MATERIAL FOR THIS EXERCISE.
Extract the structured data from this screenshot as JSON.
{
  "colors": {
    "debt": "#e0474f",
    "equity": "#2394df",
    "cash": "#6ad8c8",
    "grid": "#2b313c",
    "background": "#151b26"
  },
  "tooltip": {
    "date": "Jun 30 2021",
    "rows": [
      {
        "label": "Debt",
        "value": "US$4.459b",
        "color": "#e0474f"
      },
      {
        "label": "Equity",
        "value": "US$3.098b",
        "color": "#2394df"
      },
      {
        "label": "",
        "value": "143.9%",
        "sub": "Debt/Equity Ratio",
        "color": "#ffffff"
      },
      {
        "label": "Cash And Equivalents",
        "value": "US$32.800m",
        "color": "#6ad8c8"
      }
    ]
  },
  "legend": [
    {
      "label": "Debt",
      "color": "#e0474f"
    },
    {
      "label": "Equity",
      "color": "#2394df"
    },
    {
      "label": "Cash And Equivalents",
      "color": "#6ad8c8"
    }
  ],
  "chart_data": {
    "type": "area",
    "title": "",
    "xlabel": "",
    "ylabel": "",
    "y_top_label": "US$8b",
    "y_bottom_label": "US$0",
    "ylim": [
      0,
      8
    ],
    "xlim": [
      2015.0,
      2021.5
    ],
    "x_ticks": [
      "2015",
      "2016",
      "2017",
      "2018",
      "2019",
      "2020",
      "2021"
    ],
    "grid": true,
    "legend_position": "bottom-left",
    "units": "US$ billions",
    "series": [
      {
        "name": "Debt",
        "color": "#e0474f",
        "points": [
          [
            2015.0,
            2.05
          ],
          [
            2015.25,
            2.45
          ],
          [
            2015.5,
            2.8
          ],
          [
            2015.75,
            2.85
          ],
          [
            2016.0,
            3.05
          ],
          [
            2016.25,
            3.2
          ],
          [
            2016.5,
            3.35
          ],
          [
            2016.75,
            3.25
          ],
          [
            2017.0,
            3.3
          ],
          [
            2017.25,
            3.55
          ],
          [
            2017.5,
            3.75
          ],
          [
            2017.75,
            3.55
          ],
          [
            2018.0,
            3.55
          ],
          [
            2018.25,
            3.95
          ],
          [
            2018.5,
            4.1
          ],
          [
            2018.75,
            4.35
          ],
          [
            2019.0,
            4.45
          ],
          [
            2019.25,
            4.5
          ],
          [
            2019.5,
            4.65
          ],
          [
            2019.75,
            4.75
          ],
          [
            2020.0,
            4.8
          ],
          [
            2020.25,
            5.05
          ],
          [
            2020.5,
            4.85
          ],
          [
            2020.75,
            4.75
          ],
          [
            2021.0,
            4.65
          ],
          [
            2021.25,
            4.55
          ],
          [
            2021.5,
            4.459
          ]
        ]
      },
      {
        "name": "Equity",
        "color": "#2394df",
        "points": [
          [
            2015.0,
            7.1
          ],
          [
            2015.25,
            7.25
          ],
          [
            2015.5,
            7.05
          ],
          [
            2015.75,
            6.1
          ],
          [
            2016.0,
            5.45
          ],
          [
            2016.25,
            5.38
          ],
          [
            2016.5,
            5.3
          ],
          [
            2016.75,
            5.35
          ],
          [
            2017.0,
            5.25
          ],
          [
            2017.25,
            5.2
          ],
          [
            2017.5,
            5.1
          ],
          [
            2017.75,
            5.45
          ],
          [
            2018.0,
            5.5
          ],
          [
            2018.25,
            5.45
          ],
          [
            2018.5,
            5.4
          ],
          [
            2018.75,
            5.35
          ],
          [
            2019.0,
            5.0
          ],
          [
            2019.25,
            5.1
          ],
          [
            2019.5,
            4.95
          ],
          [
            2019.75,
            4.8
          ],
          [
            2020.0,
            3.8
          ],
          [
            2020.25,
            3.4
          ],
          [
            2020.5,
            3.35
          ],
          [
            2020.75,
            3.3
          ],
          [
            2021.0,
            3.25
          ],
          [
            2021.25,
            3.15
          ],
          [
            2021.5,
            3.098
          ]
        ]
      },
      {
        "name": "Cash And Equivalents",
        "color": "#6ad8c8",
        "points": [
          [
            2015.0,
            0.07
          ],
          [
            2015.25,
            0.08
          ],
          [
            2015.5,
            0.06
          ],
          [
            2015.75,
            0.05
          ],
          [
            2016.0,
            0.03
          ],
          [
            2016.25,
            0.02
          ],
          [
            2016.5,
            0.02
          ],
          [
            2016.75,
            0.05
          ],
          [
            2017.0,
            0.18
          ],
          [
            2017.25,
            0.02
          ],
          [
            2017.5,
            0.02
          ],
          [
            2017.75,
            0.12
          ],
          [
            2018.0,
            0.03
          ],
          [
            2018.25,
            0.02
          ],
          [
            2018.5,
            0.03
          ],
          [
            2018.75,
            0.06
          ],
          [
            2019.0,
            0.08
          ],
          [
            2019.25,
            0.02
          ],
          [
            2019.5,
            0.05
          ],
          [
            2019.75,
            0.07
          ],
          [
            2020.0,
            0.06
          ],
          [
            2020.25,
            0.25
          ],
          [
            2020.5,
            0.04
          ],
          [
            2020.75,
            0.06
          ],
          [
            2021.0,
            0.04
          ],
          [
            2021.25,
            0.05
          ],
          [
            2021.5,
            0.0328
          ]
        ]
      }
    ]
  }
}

TO BE DONE.
Check each line of the entries for the string "Equivalents". Copy the lines that have it.

EXERCISE OUTPUT.
        "label": "Cash And Equivalents",
      "label": "Cash And Equivalents",
        "name": "Cash And Equivalents",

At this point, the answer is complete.